EXERCISE GOAL: The exercise asks you to copy every line below in which "shown" appears.

Dataset items:
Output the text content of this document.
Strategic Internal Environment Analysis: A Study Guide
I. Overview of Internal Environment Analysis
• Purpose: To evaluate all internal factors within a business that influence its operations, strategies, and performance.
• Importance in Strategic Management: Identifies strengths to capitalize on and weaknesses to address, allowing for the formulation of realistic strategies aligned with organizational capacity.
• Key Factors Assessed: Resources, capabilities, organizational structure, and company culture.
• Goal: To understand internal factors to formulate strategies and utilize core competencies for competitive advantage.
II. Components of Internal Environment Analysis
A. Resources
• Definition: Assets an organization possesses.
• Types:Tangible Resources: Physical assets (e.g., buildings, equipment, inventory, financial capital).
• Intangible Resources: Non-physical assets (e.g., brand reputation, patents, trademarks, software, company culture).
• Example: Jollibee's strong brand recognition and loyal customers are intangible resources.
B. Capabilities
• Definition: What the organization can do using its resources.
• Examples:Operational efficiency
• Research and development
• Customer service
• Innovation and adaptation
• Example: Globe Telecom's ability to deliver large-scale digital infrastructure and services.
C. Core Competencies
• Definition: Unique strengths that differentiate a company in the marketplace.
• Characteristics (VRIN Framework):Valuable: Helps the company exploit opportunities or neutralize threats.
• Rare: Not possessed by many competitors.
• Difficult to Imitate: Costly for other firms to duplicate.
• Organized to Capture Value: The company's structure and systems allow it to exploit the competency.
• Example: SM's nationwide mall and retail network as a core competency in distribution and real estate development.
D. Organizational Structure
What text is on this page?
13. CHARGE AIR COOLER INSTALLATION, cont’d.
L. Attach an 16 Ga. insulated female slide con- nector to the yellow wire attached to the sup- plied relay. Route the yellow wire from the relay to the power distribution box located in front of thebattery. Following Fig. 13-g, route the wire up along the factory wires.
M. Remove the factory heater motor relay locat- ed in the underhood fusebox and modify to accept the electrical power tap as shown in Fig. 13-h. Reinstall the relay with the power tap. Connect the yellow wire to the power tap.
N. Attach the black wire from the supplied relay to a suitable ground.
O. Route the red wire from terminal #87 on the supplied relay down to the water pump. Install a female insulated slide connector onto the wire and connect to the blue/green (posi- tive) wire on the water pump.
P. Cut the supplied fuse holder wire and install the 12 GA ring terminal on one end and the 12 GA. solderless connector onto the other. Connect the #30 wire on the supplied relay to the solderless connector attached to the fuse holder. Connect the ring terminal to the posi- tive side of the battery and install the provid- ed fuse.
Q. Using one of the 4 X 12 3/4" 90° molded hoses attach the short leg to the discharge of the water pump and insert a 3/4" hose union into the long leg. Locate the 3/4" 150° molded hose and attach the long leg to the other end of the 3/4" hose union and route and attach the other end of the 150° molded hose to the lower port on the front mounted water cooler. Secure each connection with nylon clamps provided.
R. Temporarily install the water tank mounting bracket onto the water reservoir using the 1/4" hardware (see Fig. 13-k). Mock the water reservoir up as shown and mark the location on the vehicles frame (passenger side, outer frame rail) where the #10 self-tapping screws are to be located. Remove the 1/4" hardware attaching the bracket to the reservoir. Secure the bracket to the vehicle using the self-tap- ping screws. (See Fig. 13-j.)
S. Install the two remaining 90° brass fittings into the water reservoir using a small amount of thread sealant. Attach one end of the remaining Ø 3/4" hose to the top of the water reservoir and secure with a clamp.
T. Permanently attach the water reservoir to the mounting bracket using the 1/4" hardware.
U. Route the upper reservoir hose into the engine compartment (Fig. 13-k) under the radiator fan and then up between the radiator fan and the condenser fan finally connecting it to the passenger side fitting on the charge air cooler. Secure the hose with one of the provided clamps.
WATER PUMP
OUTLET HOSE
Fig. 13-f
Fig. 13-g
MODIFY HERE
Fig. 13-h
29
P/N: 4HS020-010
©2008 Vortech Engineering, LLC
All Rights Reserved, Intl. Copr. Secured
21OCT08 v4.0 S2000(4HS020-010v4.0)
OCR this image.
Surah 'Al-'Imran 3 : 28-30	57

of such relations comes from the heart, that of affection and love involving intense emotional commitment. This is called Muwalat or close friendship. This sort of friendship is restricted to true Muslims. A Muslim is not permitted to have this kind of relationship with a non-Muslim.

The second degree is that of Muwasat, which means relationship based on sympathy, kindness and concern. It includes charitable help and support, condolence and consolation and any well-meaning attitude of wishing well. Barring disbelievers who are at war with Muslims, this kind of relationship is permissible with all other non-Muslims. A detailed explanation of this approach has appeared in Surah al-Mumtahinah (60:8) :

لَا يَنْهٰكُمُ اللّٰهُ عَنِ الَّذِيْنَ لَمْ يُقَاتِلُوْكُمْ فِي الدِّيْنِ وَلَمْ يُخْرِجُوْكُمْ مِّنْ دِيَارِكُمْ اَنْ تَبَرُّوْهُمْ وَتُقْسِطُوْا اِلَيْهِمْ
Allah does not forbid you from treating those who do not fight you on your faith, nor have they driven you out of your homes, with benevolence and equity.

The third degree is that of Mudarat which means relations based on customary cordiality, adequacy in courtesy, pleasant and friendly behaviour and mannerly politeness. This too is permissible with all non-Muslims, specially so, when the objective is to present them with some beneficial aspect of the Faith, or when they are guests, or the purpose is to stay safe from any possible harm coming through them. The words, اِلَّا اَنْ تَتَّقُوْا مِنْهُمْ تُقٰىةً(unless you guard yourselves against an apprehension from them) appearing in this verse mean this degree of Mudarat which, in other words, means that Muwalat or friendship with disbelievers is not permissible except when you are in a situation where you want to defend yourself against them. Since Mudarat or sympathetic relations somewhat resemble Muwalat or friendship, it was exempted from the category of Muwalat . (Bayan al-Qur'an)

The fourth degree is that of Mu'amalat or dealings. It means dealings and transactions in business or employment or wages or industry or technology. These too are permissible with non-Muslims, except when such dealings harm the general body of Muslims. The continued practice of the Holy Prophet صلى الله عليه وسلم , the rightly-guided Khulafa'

SOLUTION FOR THIS PROBLEM:
M. Remove the factory heater motor relay locat- ed in the underhood fusebox and modify to accept the electrical power tap as shown in Fig. 13-h. Reinstall the relay with the power tap. Connect the yellow wire to the power tap.
R. Temporarily install the water tank mounting bracket onto the water reservoir using the 1/4" hardware (see Fig. 13-k). Mock the water reservoir up as shown and mark the location on the vehicles frame (passenger side, outer frame rail) where the #10 self-tapping screws are to be located. Remove the 1/4" hardware attaching the bracket to the reservoir. Secure the bracket to the vehicle using the self-tap- ping screws. (See Fig. 13-j.)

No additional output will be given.